• **Short problem**
Would you reproduce every one of the entries below word for word, keeping each line unchanged?

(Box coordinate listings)
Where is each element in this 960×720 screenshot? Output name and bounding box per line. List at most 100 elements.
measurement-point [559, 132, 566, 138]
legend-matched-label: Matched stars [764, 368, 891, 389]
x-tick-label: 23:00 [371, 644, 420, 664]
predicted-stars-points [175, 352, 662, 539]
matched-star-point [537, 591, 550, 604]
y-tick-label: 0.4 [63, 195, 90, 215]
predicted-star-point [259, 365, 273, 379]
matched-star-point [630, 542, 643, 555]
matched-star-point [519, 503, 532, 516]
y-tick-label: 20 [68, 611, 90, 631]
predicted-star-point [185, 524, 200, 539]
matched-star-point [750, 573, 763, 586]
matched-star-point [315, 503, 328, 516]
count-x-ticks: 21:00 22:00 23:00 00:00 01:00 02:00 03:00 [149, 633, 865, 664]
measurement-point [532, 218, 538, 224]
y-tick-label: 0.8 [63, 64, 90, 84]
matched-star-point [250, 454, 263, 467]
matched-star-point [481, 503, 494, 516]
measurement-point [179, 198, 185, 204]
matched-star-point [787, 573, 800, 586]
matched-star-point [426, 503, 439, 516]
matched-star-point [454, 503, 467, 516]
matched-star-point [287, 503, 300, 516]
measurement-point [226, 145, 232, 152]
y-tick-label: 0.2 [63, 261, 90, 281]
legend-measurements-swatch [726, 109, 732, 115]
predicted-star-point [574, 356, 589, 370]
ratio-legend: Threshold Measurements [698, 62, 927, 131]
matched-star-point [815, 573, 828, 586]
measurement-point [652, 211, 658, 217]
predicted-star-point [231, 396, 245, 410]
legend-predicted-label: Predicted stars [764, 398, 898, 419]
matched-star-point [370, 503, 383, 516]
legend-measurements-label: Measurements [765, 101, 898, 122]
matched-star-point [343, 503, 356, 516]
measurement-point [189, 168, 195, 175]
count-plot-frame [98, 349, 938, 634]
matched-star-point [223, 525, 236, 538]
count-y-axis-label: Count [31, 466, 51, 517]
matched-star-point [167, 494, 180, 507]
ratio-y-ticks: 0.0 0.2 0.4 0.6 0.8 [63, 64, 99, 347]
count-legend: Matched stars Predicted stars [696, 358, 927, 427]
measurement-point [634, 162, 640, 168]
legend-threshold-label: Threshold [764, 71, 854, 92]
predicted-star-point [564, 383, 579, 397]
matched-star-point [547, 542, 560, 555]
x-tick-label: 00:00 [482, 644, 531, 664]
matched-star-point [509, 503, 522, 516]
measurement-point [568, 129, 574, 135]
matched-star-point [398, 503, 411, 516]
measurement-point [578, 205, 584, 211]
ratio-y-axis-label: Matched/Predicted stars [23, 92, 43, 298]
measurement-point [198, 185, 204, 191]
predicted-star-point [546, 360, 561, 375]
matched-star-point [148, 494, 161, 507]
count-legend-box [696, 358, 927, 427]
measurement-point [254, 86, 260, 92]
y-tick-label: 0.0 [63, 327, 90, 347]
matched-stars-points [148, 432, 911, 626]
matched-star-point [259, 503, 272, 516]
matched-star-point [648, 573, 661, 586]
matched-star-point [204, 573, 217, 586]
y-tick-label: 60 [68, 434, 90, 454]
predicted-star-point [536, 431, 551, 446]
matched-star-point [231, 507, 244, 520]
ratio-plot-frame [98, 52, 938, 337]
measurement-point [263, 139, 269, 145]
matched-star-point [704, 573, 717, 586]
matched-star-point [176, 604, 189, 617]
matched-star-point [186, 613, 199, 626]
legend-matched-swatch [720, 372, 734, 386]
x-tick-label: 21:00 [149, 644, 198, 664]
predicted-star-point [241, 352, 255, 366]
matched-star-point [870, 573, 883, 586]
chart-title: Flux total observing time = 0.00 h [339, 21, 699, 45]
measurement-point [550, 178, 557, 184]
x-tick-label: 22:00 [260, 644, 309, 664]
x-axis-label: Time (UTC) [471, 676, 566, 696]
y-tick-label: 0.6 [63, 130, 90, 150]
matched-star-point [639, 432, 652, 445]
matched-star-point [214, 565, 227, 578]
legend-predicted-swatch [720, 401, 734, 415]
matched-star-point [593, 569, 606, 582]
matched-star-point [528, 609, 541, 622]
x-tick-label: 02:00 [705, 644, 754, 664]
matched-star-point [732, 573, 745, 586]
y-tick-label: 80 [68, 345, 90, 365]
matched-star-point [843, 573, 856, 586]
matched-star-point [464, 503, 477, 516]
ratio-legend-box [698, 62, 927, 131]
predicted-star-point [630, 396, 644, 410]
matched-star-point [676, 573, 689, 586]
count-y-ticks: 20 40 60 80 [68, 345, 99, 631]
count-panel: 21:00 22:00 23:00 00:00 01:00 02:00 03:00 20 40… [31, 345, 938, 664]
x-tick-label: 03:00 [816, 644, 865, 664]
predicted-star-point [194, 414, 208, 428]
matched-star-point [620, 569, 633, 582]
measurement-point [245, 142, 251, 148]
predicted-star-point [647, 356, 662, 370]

• **Answer to this task**
Where is each element in this 960×720 screenshot? Output name and bounding box per line. List at most 100 elements.
measurement-point [559, 132, 566, 138]
legend-matched-label: Matched stars [764, 368, 891, 389]
x-tick-label: 23:00 [371, 644, 420, 664]
predicted-stars-points [175, 352, 662, 539]
matched-star-point [537, 591, 550, 604]
y-tick-label: 0.4 [63, 195, 90, 215]
predicted-star-point [259, 365, 273, 379]
matched-star-point [630, 542, 643, 555]
matched-star-point [519, 503, 532, 516]
y-tick-label: 20 [68, 611, 90, 631]
predicted-star-point [185, 524, 200, 539]
matched-star-point [750, 573, 763, 586]
matched-star-point [315, 503, 328, 516]
count-x-ticks: 21:00 22:00 23:00 00:00 01:00 02:00 03:00 [149, 633, 865, 664]
measurement-point [532, 218, 538, 224]
y-tick-label: 0.8 [63, 64, 90, 84]
matched-star-point [250, 454, 263, 467]
matched-star-point [481, 503, 494, 516]
measurement-point [179, 198, 185, 204]
matched-star-point [787, 573, 800, 586]
matched-star-point [426, 503, 439, 516]
matched-star-point [454, 503, 467, 516]
matched-star-point [287, 503, 300, 516]
measurement-point [226, 145, 232, 152]
y-tick-label: 0.2 [63, 261, 90, 281]
legend-measurements-swatch [726, 109, 732, 115]
predicted-star-point [574, 356, 589, 370]
ratio-legend: Threshold Measurements [698, 62, 927, 131]
matched-star-point [815, 573, 828, 586]
measurement-point [652, 211, 658, 217]
predicted-star-point [231, 396, 245, 410]
legend-predicted-label: Predicted stars [764, 398, 898, 419]
matched-star-point [370, 503, 383, 516]
legend-measurements-label: Measurements [765, 101, 898, 122]
matched-star-point [343, 503, 356, 516]
measurement-point [189, 168, 195, 175]
count-plot-frame [98, 349, 938, 634]
matched-star-point [223, 525, 236, 538]
count-y-axis-label: Count [31, 466, 51, 517]
matched-star-point [167, 494, 180, 507]
ratio-y-ticks: 0.0 0.2 0.4 0.6 0.8 [63, 64, 99, 347]
count-legend: Matched stars Predicted stars [696, 358, 927, 427]
measurement-point [634, 162, 640, 168]
legend-threshold-label: Threshold [764, 71, 854, 92]
predicted-star-point [564, 383, 579, 397]
matched-star-point [547, 542, 560, 555]
x-tick-label: 00:00 [482, 644, 531, 664]
matched-star-point [509, 503, 522, 516]
measurement-point [568, 129, 574, 135]
matched-star-point [398, 503, 411, 516]
measurement-point [578, 205, 584, 211]
ratio-y-axis-label: Matched/Predicted stars [23, 92, 43, 298]
measurement-point [198, 185, 204, 191]
predicted-star-point [546, 360, 561, 375]
matched-star-point [148, 494, 161, 507]
count-legend-box [696, 358, 927, 427]
measurement-point [254, 86, 260, 92]
y-tick-label: 0.0 [63, 327, 90, 347]
matched-stars-points [148, 432, 911, 626]
matched-star-point [259, 503, 272, 516]
matched-star-point [648, 573, 661, 586]
matched-star-point [204, 573, 217, 586]
y-tick-label: 60 [68, 434, 90, 454]
predicted-star-point [536, 431, 551, 446]
matched-star-point [231, 507, 244, 520]
ratio-plot-frame [98, 52, 938, 337]
measurement-point [263, 139, 269, 145]
matched-star-point [704, 573, 717, 586]
matched-star-point [176, 604, 189, 617]
matched-star-point [186, 613, 199, 626]
legend-matched-swatch [720, 372, 734, 386]
x-tick-label: 21:00 [149, 644, 198, 664]
predicted-star-point [241, 352, 255, 366]
matched-star-point [870, 573, 883, 586]
chart-title: Flux total observing time = 0.00 h [339, 21, 699, 45]
measurement-point [550, 178, 557, 184]
x-tick-label: 22:00 [260, 644, 309, 664]
x-axis-label: Time (UTC) [471, 676, 566, 696]
y-tick-label: 0.6 [63, 130, 90, 150]
matched-star-point [639, 432, 652, 445]
matched-star-point [214, 565, 227, 578]
legend-predicted-swatch [720, 401, 734, 415]
matched-star-point [593, 569, 606, 582]
matched-star-point [528, 609, 541, 622]
x-tick-label: 02:00 [705, 644, 754, 664]
matched-star-point [732, 573, 745, 586]
y-tick-label: 80 [68, 345, 90, 365]
matched-star-point [843, 573, 856, 586]
matched-star-point [464, 503, 477, 516]
ratio-legend-box [698, 62, 927, 131]
predicted-star-point [630, 396, 644, 410]
matched-star-point [676, 573, 689, 586]
count-y-ticks: 20 40 60 80 [68, 345, 99, 631]
count-panel: 21:00 22:00 23:00 00:00 01:00 02:00 03:00 20 40… [31, 345, 938, 664]
x-tick-label: 03:00 [816, 644, 865, 664]
predicted-star-point [194, 414, 208, 428]
matched-star-point [620, 569, 633, 582]
measurement-point [245, 142, 251, 148]
predicted-star-point [647, 356, 662, 370]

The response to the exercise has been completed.